--- START OF Input for this task ---
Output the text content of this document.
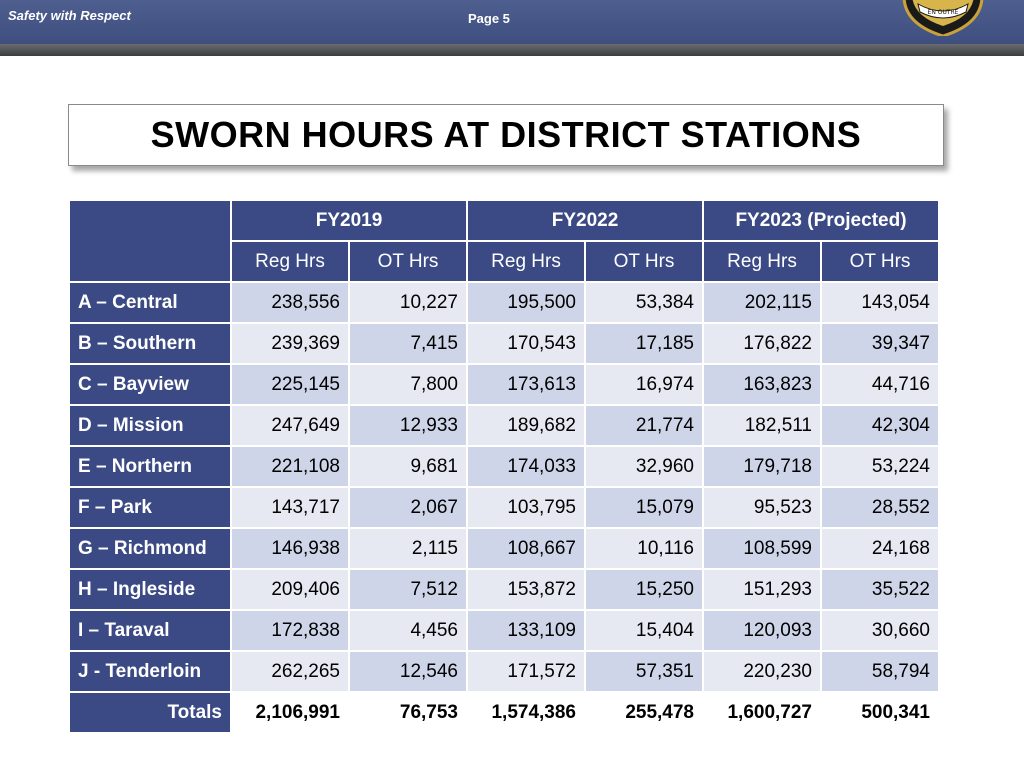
Safety with Respect	Page 5	EN OUTRE
SWORN HOURS AT DISTRICT STATIONS
	FY2019		FY2022		FY2023 (Projected)	
	Reg Hrs	OT Hrs	Reg Hrs	OT Hrs	Reg Hrs	OT Hrs
A – Central	238,556	10,227	195,500	53,384	202,115	143,054
B – Southern	239,369	7,415	170,543	17,185	176,822	39,347
C – Bayview	225,145	7,800	173,613	16,974	163,823	44,716
D – Mission	247,649	12,933	189,682	21,774	182,511	42,304
E – Northern	221,108	9,681	174,033	32,960	179,718	53,224
F – Park	143,717	2,067	103,795	15,079	95,523	28,552
G – Richmond	146,938	2,115	108,667	10,116	108,599	24,168
H – Ingleside	209,406	7,512	153,872	15,250	151,293	35,522
I – Taraval	172,838	4,456	133,109	15,404	120,093	30,660
J - Tenderloin	262,265	12,546	171,572	57,351	220,230	58,794
Totals	2,106,991	76,753	1,574,386	255,478	1,600,727	500,341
--- END OF Input for this task ---
**Brief:** Quote the entries above word for word. Leave the images out.

**Result of the exercise:**
Output the text content of this document.
Safety with Respect	Page 5	EN OUTRE
SWORN HOURS AT DISTRICT STATIONS
	FY2019		FY2022		FY2023 (Projected)	
	Reg Hrs	OT Hrs	Reg Hrs	OT Hrs	Reg Hrs	OT Hrs
A – Central	238,556	10,227	195,500	53,384	202,115	143,054
B – Southern	239,369	7,415	170,543	17,185	176,822	39,347
C – Bayview	225,145	7,800	173,613	16,974	163,823	44,716
D – Mission	247,649	12,933	189,682	21,774	182,511	42,304
E – Northern	221,108	9,681	174,033	32,960	179,718	53,224
F – Park	143,717	2,067	103,795	15,079	95,523	28,552
G – Richmond	146,938	2,115	108,667	10,116	108,599	24,168
H – Ingleside	209,406	7,512	153,872	15,250	151,293	35,522
I – Taraval	172,838	4,456	133,109	15,404	120,093	30,660
J - Tenderloin	262,265	12,546	171,572	57,351	220,230	58,794
Totals	2,106,991	76,753	1,574,386	255,478	1,600,727	500,341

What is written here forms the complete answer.